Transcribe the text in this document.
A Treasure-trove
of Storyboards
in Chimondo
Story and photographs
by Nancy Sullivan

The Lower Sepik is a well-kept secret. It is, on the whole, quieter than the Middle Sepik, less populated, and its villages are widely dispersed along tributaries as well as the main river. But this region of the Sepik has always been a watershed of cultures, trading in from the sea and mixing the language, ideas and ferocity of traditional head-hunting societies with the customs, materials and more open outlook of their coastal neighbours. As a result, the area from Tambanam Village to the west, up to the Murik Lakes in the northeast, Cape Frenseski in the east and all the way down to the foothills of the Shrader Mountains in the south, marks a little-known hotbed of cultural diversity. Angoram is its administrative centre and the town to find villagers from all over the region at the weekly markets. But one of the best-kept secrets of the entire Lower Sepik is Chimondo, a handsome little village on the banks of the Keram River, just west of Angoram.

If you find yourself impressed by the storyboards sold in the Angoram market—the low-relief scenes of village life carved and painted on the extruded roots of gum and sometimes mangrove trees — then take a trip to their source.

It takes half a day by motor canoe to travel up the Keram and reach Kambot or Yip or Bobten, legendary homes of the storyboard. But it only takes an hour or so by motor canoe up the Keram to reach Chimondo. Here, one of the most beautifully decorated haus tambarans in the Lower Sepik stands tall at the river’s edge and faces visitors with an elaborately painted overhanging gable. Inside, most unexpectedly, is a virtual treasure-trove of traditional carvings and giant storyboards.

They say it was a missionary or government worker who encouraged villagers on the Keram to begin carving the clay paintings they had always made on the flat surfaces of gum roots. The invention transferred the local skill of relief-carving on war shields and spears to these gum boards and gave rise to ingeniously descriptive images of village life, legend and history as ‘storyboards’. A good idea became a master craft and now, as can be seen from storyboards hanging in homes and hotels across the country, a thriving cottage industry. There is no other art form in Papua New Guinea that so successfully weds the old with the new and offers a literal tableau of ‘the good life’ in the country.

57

---*---

All the data must be duplicated exactly, with nothing added or removed.

Transcribe the text in this document.
A Treasure-trove
of Storyboards
in Chimondo
Story and photographs
by Nancy Sullivan

The Lower Sepik is a well-kept secret. It is, on the whole, quieter than the Middle Sepik, less populated, and its villages are widely dispersed along tributaries as well as the main river. But this region of the Sepik has always been a watershed of cultures, trading in from the sea and mixing the language, ideas and ferocity of traditional head-hunting societies with the customs, materials and more open outlook of their coastal neighbours. As a result, the area from Tambanam Village to the west, up to the Murik Lakes in the northeast, Cape Frenseski in the east and all the way down to the foothills of the Shrader Mountains in the south, marks a little-known hotbed of cultural diversity. Angoram is its administrative centre and the town to find villagers from all over the region at the weekly markets. But one of the best-kept secrets of the entire Lower Sepik is Chimondo, a handsome little village on the banks of the Keram River, just west of Angoram.

If you find yourself impressed by the storyboards sold in the Angoram market—the low-relief scenes of village life carved and painted on the extruded roots of gum and sometimes mangrove trees — then take a trip to their source.

It takes half a day by motor canoe to travel up the Keram and reach Kambot or Yip or Bobten, legendary homes of the storyboard. But it only takes an hour or so by motor canoe up the Keram to reach Chimondo. Here, one of the most beautifully decorated haus tambarans in the Lower Sepik stands tall at the river’s edge and faces visitors with an elaborately painted overhanging gable. Inside, most unexpectedly, is a virtual treasure-trove of traditional carvings and giant storyboards.

They say it was a missionary or government worker who encouraged villagers on the Keram to begin carving the clay paintings they had always made on the flat surfaces of gum roots. The invention transferred the local skill of relief-carving on war shields and spears to these gum boards and gave rise to ingeniously descriptive images of village life, legend and history as ‘storyboards’. A good idea became a master craft and now, as can be seen from storyboards hanging in homes and hotels across the country, a thriving cottage industry. There is no other art form in Papua New Guinea that so successfully weds the old with the new and offers a literal tableau of ‘the good life’ in the country.

57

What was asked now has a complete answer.